**WHAT YOU ARE ASKED TO DO:**
Find each line in the records below that contains the string "label" and copy those lines.

**Annotated element entries:**
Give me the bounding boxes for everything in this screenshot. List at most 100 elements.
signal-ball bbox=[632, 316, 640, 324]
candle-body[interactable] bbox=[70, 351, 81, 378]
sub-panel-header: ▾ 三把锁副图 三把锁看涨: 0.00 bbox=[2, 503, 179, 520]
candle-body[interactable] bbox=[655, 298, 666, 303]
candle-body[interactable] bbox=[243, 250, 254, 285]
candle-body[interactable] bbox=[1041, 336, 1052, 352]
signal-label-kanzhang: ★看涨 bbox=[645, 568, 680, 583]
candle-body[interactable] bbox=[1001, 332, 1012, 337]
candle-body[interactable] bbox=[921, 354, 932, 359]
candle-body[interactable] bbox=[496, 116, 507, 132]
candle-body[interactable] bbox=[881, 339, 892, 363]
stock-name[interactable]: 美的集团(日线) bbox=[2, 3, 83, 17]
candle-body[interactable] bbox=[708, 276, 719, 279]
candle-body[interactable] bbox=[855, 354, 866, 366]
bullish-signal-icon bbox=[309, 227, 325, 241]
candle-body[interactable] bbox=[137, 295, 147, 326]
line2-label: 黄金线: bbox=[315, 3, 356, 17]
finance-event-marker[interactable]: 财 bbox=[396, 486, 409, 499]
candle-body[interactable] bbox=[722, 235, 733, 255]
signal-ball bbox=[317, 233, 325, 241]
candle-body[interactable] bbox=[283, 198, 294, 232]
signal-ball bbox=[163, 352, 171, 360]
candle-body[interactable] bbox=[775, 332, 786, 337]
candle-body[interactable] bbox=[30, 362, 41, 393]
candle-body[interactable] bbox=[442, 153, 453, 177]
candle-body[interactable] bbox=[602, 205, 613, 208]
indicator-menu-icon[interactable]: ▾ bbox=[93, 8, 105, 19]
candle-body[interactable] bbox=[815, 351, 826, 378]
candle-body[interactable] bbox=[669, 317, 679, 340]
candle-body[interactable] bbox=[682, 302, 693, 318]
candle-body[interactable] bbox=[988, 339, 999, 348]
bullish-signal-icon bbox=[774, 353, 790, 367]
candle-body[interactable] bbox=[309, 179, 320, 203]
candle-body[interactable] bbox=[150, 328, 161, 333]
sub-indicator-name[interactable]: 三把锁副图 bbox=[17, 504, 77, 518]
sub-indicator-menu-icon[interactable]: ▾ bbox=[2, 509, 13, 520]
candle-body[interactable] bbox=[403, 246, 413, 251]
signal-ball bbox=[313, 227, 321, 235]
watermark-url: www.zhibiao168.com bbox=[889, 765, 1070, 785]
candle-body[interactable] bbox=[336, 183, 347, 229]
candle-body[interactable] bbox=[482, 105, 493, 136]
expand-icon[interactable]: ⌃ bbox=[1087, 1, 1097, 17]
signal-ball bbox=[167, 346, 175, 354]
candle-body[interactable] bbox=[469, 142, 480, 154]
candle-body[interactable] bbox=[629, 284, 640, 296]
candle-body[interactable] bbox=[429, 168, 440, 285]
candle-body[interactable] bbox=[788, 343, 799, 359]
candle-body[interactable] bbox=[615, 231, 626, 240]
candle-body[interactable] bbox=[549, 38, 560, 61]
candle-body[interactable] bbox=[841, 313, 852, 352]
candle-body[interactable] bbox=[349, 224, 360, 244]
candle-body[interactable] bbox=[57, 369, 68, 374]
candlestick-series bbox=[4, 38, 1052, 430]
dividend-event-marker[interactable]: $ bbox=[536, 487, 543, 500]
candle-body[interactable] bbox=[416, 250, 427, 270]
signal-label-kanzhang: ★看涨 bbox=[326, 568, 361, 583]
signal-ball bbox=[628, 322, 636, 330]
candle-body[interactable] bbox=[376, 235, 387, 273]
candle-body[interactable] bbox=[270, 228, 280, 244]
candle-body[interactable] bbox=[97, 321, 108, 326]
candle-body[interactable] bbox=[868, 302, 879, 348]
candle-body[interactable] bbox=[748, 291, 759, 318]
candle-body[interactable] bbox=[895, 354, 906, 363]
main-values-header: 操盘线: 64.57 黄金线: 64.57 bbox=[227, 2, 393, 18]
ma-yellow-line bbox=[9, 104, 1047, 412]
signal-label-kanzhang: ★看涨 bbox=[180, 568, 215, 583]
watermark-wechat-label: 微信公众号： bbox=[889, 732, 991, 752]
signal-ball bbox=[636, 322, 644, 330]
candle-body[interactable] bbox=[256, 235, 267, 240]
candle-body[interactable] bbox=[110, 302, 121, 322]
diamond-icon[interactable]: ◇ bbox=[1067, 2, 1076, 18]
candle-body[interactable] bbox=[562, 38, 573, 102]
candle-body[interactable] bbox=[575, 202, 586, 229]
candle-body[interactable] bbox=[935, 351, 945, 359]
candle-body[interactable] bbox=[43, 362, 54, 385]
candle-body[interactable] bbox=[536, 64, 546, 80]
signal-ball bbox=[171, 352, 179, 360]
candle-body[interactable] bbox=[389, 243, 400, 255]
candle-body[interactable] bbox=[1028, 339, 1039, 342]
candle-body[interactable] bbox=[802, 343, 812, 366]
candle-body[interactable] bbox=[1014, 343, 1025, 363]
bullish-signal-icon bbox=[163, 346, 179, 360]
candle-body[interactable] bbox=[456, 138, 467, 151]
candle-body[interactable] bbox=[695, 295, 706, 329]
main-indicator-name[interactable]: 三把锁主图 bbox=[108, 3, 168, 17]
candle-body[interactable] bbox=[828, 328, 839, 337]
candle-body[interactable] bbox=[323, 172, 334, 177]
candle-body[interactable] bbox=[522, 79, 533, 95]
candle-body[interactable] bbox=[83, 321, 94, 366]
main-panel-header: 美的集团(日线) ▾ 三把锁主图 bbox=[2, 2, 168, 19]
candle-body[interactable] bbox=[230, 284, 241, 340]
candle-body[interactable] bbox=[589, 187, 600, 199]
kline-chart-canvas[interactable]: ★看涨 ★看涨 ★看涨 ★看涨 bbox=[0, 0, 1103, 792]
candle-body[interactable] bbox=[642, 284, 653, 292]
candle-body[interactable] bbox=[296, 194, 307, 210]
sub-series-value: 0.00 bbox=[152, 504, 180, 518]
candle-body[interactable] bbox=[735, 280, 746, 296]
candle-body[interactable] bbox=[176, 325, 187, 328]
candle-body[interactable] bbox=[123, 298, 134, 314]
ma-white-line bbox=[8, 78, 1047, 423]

**ANSWER IN FULL:**
signal-label-kanzhang: ★看涨 bbox=[645, 568, 680, 583]
line2-label: 黄金线: bbox=[315, 3, 356, 17]
signal-label-kanzhang: ★看涨 bbox=[326, 568, 361, 583]
signal-label-kanzhang: ★看涨 bbox=[180, 568, 215, 583]
watermark-wechat-label: 微信公众号： bbox=[889, 732, 991, 752]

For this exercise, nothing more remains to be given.